** start Stored data **
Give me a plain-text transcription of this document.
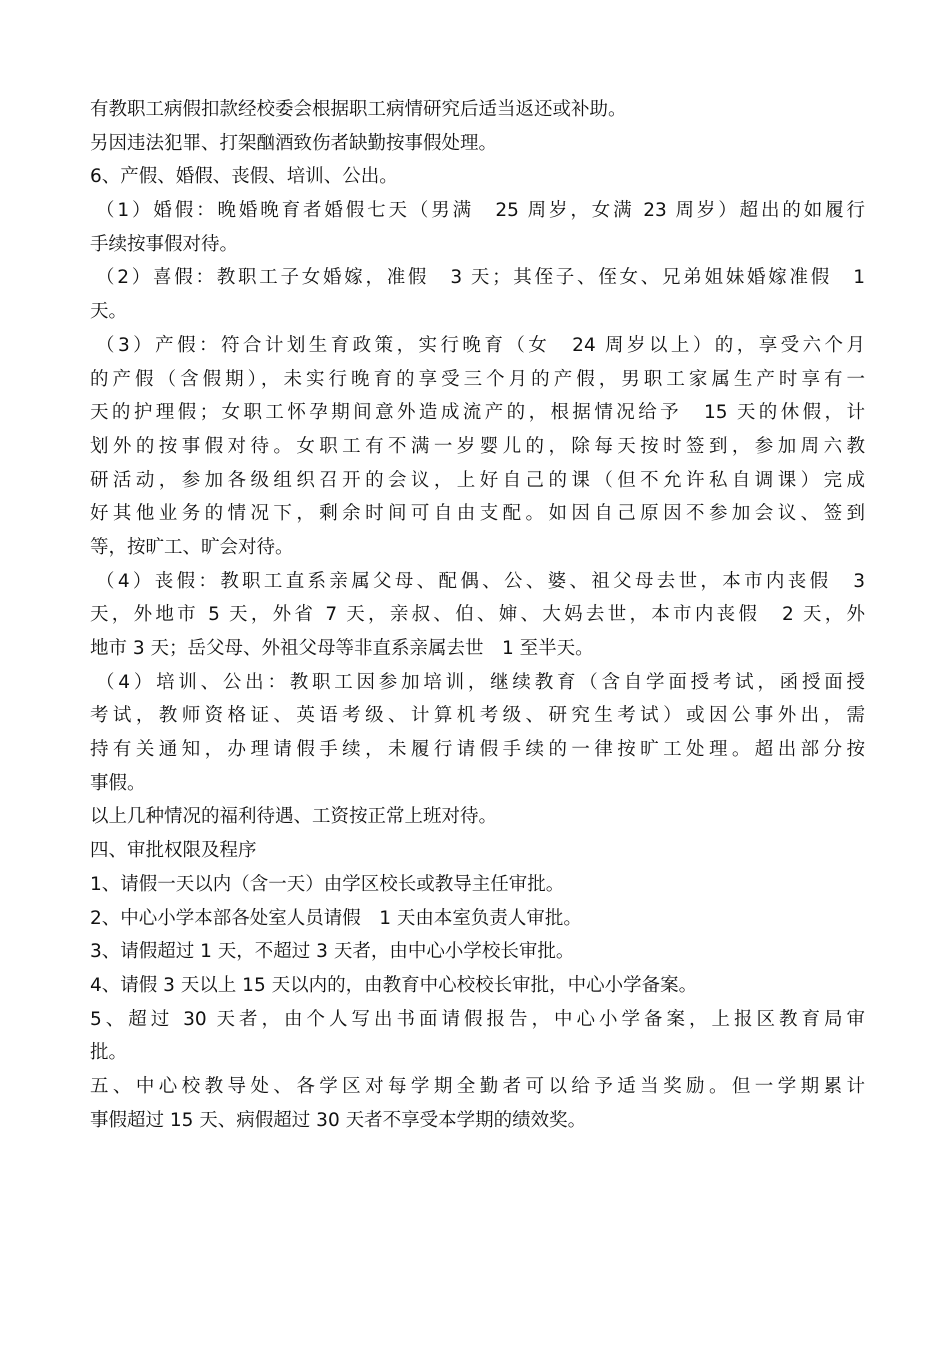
有教职工病假扣款经校委会根据职工病情研究后适当返还或补助。
另因违法犯罪、打架酗酒致伤者缺勤按事假处理。
6、产假、婚假、丧假、培训、公出。
（1）婚假：晚婚晚育者婚假七天（男满　25 周岁，女满 23 周岁）超出的如履行
手续按事假对待。
（2）喜假：教职工子女婚嫁，准假　3 天；其侄子、侄女、兄弟姐妹婚嫁准假　1
天。
（3）产假：符合计划生育政策，实行晚育（女　24 周岁以上）的，享受六个月
的产假（含假期），未实行晚育的享受三个月的产假，男职工家属生产时享有一
天的护理假；女职工怀孕期间意外造成流产的，根据情况给予　15 天的休假，计
划外的按事假对待。女职工有不满一岁婴儿的，除每天按时签到，参加周六教
研活动，参加各级组织召开的会议，上好自己的课（但不允许私自调课）完成
好其他业务的情况下，剩余时间可自由支配。如因自己原因不参加会议、签到
等，按旷工、旷会对待。
（4）丧假：教职工直系亲属父母、配偶、公、婆、祖父母去世，本市内丧假　3
天，外地市 5 天，外省 7 天，亲叔、伯、婶、大妈去世，本市内丧假　2 天，外
地市 3 天；岳父母、外祖父母等非直系亲属去世　1 至半天。
（4）培训、公出：教职工因参加培训，继续教育（含自学面授考试，函授面授
考试，教师资格证、英语考级、计算机考级、研究生考试）或因公事外出，需
持有关通知，办理请假手续，未履行请假手续的一律按旷工处理。超出部分按
事假。
以上几种情况的福利待遇、工资按正常上班对待。
四、审批权限及程序
1、请假一天以内（含一天）由学区校长或教导主任审批。
2、中心小学本部各处室人员请假　1 天由本室负责人审批。
3、请假超过 1 天，不超过 3 天者，由中心小学校长审批。
4、请假 3 天以上 15 天以内的，由教育中心校校长审批，中心小学备案。
5、超过 30 天者，由个人写出书面请假报告，中心小学备案，上报区教育局审
批。
五、中心校教导处、各学区对每学期全勤者可以给予适当奖励。但一学期累计
事假超过 15 天、病假超过 30 天者不享受本学期的绩效奖。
** end Stored data **
Direction
Write the full listing out again with every line unchanged, but include no pictures.

Result
Give me a plain-text transcription of this document.
有教职工病假扣款经校委会根据职工病情研究后适当返还或补助。
另因违法犯罪、打架酗酒致伤者缺勤按事假处理。
6、产假、婚假、丧假、培训、公出。
（1）婚假：晚婚晚育者婚假七天（男满　25 周岁，女满 23 周岁）超出的如履行
手续按事假对待。
（2）喜假：教职工子女婚嫁，准假　3 天；其侄子、侄女、兄弟姐妹婚嫁准假　1
天。
（3）产假：符合计划生育政策，实行晚育（女　24 周岁以上）的，享受六个月
的产假（含假期），未实行晚育的享受三个月的产假，男职工家属生产时享有一
天的护理假；女职工怀孕期间意外造成流产的，根据情况给予　15 天的休假，计
划外的按事假对待。女职工有不满一岁婴儿的，除每天按时签到，参加周六教
研活动，参加各级组织召开的会议，上好自己的课（但不允许私自调课）完成
好其他业务的情况下，剩余时间可自由支配。如因自己原因不参加会议、签到
等，按旷工、旷会对待。
（4）丧假：教职工直系亲属父母、配偶、公、婆、祖父母去世，本市内丧假　3
天，外地市 5 天，外省 7 天，亲叔、伯、婶、大妈去世，本市内丧假　2 天，外
地市 3 天；岳父母、外祖父母等非直系亲属去世　1 至半天。
（4）培训、公出：教职工因参加培训，继续教育（含自学面授考试，函授面授
考试，教师资格证、英语考级、计算机考级、研究生考试）或因公事外出，需
持有关通知，办理请假手续，未履行请假手续的一律按旷工处理。超出部分按
事假。
以上几种情况的福利待遇、工资按正常上班对待。
四、审批权限及程序
1、请假一天以内（含一天）由学区校长或教导主任审批。
2、中心小学本部各处室人员请假　1 天由本室负责人审批。
3、请假超过 1 天，不超过 3 天者，由中心小学校长审批。
4、请假 3 天以上 15 天以内的，由教育中心校校长审批，中心小学备案。
5、超过 30 天者，由个人写出书面请假报告，中心小学备案，上报区教育局审
批。
五、中心校教导处、各学区对每学期全勤者可以给予适当奖励。但一学期累计
事假超过 15 天、病假超过 30 天者不享受本学期的绩效奖。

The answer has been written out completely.